## Aim:
Each record below is to be reproduced without any change.

[Data entries]
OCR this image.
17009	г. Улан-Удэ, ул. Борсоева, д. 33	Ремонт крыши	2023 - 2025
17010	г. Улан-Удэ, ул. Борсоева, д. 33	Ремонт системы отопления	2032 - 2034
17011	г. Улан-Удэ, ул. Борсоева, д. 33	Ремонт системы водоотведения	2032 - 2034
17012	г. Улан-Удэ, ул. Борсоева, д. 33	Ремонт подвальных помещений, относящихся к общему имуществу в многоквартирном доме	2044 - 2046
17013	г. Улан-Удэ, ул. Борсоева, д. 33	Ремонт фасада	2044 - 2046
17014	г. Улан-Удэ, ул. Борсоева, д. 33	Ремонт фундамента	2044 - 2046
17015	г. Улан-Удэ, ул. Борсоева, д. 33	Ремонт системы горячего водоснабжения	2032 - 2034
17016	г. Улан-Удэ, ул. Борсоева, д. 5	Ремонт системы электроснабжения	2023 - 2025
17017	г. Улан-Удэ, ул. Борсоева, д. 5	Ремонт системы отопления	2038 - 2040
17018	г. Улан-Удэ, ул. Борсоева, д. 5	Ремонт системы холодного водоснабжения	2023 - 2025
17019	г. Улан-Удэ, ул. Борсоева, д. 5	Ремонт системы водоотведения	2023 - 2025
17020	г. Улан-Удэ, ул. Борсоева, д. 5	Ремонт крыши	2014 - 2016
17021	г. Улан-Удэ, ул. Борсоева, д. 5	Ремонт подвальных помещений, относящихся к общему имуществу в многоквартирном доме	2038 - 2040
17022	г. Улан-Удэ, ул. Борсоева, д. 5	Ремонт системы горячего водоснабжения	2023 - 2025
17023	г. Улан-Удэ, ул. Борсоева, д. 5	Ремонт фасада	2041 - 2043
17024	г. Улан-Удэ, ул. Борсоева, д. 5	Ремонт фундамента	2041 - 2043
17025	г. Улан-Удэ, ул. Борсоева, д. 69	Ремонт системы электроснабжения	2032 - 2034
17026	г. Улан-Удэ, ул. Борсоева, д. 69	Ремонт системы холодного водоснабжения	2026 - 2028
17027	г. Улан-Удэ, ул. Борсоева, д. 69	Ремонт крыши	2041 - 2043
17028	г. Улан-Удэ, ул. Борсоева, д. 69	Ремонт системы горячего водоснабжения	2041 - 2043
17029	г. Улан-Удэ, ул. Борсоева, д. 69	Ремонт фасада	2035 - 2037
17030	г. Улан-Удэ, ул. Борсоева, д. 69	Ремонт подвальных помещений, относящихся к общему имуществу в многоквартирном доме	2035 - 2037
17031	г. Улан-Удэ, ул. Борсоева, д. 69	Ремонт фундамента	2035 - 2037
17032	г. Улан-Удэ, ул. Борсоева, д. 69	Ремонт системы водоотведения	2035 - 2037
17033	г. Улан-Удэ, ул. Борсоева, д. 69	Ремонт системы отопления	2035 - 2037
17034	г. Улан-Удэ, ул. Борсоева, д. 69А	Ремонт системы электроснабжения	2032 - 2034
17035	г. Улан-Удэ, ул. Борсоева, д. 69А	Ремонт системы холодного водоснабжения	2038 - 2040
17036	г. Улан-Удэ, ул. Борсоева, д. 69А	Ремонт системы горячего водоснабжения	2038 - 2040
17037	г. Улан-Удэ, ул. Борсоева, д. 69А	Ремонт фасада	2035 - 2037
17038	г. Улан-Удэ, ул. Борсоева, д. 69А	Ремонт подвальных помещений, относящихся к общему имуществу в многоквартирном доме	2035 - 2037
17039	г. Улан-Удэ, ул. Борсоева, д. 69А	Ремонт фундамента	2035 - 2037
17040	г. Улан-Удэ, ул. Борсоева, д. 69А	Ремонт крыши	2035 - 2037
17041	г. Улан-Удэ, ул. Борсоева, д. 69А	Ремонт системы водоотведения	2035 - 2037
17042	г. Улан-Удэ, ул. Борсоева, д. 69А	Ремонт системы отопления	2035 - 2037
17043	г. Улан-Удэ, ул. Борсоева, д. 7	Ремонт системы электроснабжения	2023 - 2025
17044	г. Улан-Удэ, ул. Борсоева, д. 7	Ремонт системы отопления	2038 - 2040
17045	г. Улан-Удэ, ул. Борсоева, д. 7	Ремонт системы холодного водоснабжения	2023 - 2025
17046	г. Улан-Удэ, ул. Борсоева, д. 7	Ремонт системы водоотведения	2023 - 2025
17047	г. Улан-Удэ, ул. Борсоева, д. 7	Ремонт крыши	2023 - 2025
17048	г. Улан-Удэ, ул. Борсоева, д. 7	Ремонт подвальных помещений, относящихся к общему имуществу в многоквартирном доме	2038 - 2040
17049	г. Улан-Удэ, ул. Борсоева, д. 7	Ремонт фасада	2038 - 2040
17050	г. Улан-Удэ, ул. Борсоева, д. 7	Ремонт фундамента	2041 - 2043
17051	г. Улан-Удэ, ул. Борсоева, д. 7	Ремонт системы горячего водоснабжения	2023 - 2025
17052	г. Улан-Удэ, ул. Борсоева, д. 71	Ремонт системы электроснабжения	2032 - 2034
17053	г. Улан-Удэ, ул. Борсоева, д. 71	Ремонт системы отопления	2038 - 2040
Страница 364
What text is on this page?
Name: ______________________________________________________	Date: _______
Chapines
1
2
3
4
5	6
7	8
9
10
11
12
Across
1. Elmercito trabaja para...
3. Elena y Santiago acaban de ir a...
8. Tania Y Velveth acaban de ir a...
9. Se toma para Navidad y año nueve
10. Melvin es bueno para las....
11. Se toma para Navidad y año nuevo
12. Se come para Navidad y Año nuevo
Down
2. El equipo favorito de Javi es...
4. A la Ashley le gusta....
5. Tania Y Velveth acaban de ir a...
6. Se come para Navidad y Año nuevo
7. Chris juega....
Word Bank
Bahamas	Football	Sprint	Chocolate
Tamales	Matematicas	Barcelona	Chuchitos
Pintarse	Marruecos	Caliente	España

## The reply:
OCR this image.
17009	г. Улан-Удэ, ул. Борсоева, д. 33	Ремонт крыши	2023 - 2025
17010	г. Улан-Удэ, ул. Борсоева, д. 33	Ремонт системы отопления	2032 - 2034
17011	г. Улан-Удэ, ул. Борсоева, д. 33	Ремонт системы водоотведения	2032 - 2034
17012	г. Улан-Удэ, ул. Борсоева, д. 33	Ремонт подвальных помещений, относящихся к общему имуществу в многоквартирном доме	2044 - 2046
17013	г. Улан-Удэ, ул. Борсоева, д. 33	Ремонт фасада	2044 - 2046
17014	г. Улан-Удэ, ул. Борсоева, д. 33	Ремонт фундамента	2044 - 2046
17015	г. Улан-Удэ, ул. Борсоева, д. 33	Ремонт системы горячего водоснабжения	2032 - 2034
17016	г. Улан-Удэ, ул. Борсоева, д. 5	Ремонт системы электроснабжения	2023 - 2025
17017	г. Улан-Удэ, ул. Борсоева, д. 5	Ремонт системы отопления	2038 - 2040
17018	г. Улан-Удэ, ул. Борсоева, д. 5	Ремонт системы холодного водоснабжения	2023 - 2025
17019	г. Улан-Удэ, ул. Борсоева, д. 5	Ремонт системы водоотведения	2023 - 2025
17020	г. Улан-Удэ, ул. Борсоева, д. 5	Ремонт крыши	2014 - 2016
17021	г. Улан-Удэ, ул. Борсоева, д. 5	Ремонт подвальных помещений, относящихся к общему имуществу в многоквартирном доме	2038 - 2040
17022	г. Улан-Удэ, ул. Борсоева, д. 5	Ремонт системы горячего водоснабжения	2023 - 2025
17023	г. Улан-Удэ, ул. Борсоева, д. 5	Ремонт фасада	2041 - 2043
17024	г. Улан-Удэ, ул. Борсоева, д. 5	Ремонт фундамента	2041 - 2043
17025	г. Улан-Удэ, ул. Борсоева, д. 69	Ремонт системы электроснабжения	2032 - 2034
17026	г. Улан-Удэ, ул. Борсоева, д. 69	Ремонт системы холодного водоснабжения	2026 - 2028
17027	г. Улан-Удэ, ул. Борсоева, д. 69	Ремонт крыши	2041 - 2043
17028	г. Улан-Удэ, ул. Борсоева, д. 69	Ремонт системы горячего водоснабжения	2041 - 2043
17029	г. Улан-Удэ, ул. Борсоева, д. 69	Ремонт фасада	2035 - 2037
17030	г. Улан-Удэ, ул. Борсоева, д. 69	Ремонт подвальных помещений, относящихся к общему имуществу в многоквартирном доме	2035 - 2037
17031	г. Улан-Удэ, ул. Борсоева, д. 69	Ремонт фундамента	2035 - 2037
17032	г. Улан-Удэ, ул. Борсоева, д. 69	Ремонт системы водоотведения	2035 - 2037
17033	г. Улан-Удэ, ул. Борсоева, д. 69	Ремонт системы отопления	2035 - 2037
17034	г. Улан-Удэ, ул. Борсоева, д. 69А	Ремонт системы электроснабжения	2032 - 2034
17035	г. Улан-Удэ, ул. Борсоева, д. 69А	Ремонт системы холодного водоснабжения	2038 - 2040
17036	г. Улан-Удэ, ул. Борсоева, д. 69А	Ремонт системы горячего водоснабжения	2038 - 2040
17037	г. Улан-Удэ, ул. Борсоева, д. 69А	Ремонт фасада	2035 - 2037
17038	г. Улан-Удэ, ул. Борсоева, д. 69А	Ремонт подвальных помещений, относящихся к общему имуществу в многоквартирном доме	2035 - 2037
17039	г. Улан-Удэ, ул. Борсоева, д. 69А	Ремонт фундамента	2035 - 2037
17040	г. Улан-Удэ, ул. Борсоева, д. 69А	Ремонт крыши	2035 - 2037
17041	г. Улан-Удэ, ул. Борсоева, д. 69А	Ремонт системы водоотведения	2035 - 2037
17042	г. Улан-Удэ, ул. Борсоева, д. 69А	Ремонт системы отопления	2035 - 2037
17043	г. Улан-Удэ, ул. Борсоева, д. 7	Ремонт системы электроснабжения	2023 - 2025
17044	г. Улан-Удэ, ул. Борсоева, д. 7	Ремонт системы отопления	2038 - 2040
17045	г. Улан-Удэ, ул. Борсоева, д. 7	Ремонт системы холодного водоснабжения	2023 - 2025
17046	г. Улан-Удэ, ул. Борсоева, д. 7	Ремонт системы водоотведения	2023 - 2025
17047	г. Улан-Удэ, ул. Борсоева, д. 7	Ремонт крыши	2023 - 2025
17048	г. Улан-Удэ, ул. Борсоева, д. 7	Ремонт подвальных помещений, относящихся к общему имуществу в многоквартирном доме	2038 - 2040
17049	г. Улан-Удэ, ул. Борсоева, д. 7	Ремонт фасада	2038 - 2040
17050	г. Улан-Удэ, ул. Борсоева, д. 7	Ремонт фундамента	2041 - 2043
17051	г. Улан-Удэ, ул. Борсоева, д. 7	Ремонт системы горячего водоснабжения	2023 - 2025
17052	г. Улан-Удэ, ул. Борсоева, д. 71	Ремонт системы электроснабжения	2032 - 2034
17053	г. Улан-Удэ, ул. Борсоева, д. 71	Ремонт системы отопления	2038 - 2040
Страница 364
What text is on this page?
Name: ______________________________________________________	Date: _______
Chapines
1
2
3
4
5	6
7	8
9
10
11
12
Across
1. Elmercito trabaja para...
3. Elena y Santiago acaban de ir a...
8. Tania Y Velveth acaban de ir a...
9. Se toma para Navidad y año nueve
10. Melvin es bueno para las....
11. Se toma para Navidad y año nuevo
12. Se come para Navidad y Año nuevo
Down
2. El equipo favorito de Javi es...
4. A la Ashley le gusta....
5. Tania Y Velveth acaban de ir a...
6. Se come para Navidad y Año nuevo
7. Chris juega....
Word Bank
Bahamas	Football	Sprint	Chocolate
Tamales	Matematicas	Barcelona	Chuchitos
Pintarse	Marruecos	Caliente	España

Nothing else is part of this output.